Copy every line in which the string "Short" occurs.

▶ Figure data in JSON
::::::

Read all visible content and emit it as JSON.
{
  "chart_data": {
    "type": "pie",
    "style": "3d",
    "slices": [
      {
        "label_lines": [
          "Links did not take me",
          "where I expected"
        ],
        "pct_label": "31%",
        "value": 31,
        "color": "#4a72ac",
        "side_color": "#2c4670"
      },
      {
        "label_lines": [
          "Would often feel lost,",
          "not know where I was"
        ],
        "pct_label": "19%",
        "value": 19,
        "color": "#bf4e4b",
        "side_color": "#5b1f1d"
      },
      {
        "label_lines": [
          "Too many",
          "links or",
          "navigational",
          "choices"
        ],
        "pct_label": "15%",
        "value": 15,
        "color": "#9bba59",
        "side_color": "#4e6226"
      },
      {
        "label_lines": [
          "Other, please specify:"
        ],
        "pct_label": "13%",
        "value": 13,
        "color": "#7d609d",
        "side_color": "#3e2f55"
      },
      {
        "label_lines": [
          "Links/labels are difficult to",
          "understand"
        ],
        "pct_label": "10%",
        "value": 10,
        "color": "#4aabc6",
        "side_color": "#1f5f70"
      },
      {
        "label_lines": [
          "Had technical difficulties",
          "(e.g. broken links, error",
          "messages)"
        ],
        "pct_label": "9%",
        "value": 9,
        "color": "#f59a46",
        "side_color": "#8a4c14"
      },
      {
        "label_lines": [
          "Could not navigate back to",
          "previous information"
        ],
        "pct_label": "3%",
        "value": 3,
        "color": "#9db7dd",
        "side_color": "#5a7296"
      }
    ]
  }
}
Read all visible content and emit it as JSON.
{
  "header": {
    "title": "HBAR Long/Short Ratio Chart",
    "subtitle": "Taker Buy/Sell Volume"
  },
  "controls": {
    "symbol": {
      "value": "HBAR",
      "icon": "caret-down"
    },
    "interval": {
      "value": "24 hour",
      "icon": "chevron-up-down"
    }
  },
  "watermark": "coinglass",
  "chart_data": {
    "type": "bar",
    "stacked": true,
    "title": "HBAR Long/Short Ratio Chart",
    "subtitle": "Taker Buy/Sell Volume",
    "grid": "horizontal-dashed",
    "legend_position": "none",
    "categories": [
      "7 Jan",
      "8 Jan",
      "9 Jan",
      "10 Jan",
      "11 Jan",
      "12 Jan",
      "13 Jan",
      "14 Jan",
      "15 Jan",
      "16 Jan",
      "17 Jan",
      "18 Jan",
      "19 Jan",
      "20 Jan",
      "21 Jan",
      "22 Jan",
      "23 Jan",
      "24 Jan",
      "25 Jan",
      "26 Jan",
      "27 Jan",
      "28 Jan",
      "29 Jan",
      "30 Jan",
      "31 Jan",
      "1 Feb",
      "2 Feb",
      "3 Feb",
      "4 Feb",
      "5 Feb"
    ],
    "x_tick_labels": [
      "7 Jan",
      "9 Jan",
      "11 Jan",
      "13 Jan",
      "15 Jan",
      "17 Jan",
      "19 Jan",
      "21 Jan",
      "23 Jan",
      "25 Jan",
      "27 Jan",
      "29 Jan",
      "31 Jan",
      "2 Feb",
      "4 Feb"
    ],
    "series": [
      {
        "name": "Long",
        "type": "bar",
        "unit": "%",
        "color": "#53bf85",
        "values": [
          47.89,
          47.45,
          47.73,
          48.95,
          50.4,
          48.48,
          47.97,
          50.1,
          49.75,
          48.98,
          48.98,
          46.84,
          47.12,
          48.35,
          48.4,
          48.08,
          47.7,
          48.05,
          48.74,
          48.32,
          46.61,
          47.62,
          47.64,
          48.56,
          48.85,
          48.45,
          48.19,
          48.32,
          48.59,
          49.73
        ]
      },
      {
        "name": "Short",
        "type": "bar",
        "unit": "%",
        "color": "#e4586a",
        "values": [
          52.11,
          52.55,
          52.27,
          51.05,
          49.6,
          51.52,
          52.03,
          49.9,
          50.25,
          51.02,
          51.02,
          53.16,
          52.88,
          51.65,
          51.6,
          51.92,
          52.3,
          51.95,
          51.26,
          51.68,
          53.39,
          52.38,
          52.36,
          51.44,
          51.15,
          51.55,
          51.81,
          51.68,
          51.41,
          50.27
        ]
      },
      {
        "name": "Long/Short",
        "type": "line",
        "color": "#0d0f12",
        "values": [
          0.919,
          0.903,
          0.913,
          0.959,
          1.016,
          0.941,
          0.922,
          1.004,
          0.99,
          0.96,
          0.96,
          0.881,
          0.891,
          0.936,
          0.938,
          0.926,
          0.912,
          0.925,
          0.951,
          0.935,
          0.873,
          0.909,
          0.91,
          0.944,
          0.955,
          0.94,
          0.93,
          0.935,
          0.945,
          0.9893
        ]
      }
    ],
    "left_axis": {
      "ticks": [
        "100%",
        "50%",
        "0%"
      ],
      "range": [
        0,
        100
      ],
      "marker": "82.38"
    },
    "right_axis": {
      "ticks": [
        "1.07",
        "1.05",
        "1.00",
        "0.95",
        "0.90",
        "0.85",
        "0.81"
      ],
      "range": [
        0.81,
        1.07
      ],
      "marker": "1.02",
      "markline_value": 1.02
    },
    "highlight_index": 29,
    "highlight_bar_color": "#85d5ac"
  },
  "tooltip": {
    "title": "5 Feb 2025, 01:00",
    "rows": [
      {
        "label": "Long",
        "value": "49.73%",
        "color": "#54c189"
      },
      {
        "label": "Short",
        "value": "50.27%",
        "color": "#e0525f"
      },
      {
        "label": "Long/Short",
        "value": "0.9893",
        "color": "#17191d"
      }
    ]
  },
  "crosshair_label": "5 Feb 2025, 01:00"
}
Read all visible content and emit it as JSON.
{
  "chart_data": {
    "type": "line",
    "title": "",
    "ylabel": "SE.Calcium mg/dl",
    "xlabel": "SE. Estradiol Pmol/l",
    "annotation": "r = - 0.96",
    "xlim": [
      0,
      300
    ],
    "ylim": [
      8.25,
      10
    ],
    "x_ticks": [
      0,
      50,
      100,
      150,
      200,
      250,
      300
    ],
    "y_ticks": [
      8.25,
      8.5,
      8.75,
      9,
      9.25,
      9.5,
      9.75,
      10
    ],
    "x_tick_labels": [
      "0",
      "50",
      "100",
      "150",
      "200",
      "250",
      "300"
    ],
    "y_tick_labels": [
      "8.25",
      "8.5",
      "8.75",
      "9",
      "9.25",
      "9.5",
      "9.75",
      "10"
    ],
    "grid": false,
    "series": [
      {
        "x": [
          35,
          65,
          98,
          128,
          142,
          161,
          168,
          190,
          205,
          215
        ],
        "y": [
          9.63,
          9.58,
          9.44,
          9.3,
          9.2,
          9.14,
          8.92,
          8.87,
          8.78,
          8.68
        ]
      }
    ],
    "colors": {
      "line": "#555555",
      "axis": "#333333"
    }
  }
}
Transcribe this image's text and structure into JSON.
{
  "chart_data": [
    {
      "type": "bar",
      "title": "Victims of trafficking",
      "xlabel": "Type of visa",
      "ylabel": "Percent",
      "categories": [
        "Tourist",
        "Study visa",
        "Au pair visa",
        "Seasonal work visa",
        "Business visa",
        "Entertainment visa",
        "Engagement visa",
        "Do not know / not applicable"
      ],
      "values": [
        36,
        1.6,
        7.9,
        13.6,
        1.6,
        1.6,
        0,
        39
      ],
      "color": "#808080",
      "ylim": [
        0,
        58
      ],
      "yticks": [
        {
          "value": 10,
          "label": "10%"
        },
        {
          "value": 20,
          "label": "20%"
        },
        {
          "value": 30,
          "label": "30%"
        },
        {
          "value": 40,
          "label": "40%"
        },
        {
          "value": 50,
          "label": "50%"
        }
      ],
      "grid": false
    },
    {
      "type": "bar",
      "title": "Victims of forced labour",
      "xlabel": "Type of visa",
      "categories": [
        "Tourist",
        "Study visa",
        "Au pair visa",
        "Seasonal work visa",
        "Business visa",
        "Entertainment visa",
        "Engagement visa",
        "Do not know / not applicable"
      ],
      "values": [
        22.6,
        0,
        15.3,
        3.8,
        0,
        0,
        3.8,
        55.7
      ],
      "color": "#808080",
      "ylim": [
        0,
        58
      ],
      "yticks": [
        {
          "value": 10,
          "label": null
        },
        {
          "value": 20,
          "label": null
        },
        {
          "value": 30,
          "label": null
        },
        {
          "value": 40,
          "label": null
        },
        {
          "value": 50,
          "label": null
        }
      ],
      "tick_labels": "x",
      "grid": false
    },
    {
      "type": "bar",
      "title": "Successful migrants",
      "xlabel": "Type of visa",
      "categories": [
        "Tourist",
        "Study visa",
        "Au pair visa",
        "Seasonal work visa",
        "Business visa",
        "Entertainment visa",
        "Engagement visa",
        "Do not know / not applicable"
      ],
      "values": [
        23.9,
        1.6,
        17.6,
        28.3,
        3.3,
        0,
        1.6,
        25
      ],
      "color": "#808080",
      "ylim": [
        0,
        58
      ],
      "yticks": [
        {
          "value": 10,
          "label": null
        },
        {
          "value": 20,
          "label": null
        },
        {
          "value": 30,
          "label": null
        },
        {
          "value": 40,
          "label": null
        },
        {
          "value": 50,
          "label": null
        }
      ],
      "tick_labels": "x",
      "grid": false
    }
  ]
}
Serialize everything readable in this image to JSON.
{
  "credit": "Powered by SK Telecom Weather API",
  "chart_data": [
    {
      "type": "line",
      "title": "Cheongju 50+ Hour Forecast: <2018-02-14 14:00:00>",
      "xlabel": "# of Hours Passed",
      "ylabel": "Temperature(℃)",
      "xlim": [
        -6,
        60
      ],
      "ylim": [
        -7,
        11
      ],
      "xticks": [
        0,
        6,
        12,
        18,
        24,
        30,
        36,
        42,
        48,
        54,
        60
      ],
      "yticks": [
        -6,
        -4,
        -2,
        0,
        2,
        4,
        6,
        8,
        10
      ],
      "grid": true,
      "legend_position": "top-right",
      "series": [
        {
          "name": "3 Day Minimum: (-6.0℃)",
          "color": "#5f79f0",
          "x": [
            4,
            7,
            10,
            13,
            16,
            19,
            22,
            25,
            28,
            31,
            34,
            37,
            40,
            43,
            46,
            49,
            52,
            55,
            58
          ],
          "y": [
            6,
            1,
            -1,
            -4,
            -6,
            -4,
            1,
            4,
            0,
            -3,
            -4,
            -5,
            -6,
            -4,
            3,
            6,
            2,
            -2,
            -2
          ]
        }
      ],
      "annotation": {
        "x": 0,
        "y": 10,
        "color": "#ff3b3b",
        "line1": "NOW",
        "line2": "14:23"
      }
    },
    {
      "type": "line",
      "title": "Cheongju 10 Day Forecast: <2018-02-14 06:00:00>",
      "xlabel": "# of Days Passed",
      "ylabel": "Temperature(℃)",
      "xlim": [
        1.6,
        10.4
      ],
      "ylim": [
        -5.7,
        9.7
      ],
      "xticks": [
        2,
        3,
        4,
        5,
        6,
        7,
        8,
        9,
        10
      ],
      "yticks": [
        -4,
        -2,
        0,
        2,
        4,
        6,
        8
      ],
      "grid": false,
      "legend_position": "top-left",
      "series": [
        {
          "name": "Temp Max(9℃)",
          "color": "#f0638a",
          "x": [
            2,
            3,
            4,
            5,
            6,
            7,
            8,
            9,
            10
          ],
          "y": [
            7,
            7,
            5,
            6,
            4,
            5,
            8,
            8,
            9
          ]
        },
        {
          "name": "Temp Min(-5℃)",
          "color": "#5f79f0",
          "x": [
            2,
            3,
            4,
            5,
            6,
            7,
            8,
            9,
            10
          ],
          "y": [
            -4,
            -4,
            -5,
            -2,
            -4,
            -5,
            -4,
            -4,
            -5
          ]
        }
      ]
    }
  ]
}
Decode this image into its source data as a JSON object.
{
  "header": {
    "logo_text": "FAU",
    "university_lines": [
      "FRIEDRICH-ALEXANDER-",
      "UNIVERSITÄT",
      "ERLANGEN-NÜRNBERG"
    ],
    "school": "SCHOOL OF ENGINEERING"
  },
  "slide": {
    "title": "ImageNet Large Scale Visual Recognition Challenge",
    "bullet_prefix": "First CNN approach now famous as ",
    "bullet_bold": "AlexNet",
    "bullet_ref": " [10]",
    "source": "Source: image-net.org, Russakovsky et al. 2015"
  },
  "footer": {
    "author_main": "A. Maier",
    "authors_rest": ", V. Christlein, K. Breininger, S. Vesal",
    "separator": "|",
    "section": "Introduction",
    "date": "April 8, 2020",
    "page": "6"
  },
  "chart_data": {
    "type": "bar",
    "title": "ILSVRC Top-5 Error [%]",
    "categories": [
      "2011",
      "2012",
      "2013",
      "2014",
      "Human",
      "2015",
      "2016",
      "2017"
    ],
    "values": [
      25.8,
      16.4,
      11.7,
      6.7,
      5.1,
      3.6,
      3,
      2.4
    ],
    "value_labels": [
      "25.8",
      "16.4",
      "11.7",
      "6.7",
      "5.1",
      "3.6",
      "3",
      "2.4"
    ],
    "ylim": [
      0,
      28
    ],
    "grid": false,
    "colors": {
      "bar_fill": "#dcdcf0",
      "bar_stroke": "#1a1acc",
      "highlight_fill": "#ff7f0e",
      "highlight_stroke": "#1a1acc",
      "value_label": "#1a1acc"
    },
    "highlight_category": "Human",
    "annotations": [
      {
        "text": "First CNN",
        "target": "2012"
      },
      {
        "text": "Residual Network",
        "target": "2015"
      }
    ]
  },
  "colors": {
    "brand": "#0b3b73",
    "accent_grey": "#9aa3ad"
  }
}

::::::

▶ Completed exercise
    "title": "HBAR Long/Short Ratio Chart",
    "title": "HBAR Long/Short Ratio Chart",
        "name": "Short",
        "name": "Long/Short",
        "label": "Short",
        "label": "Long/Short",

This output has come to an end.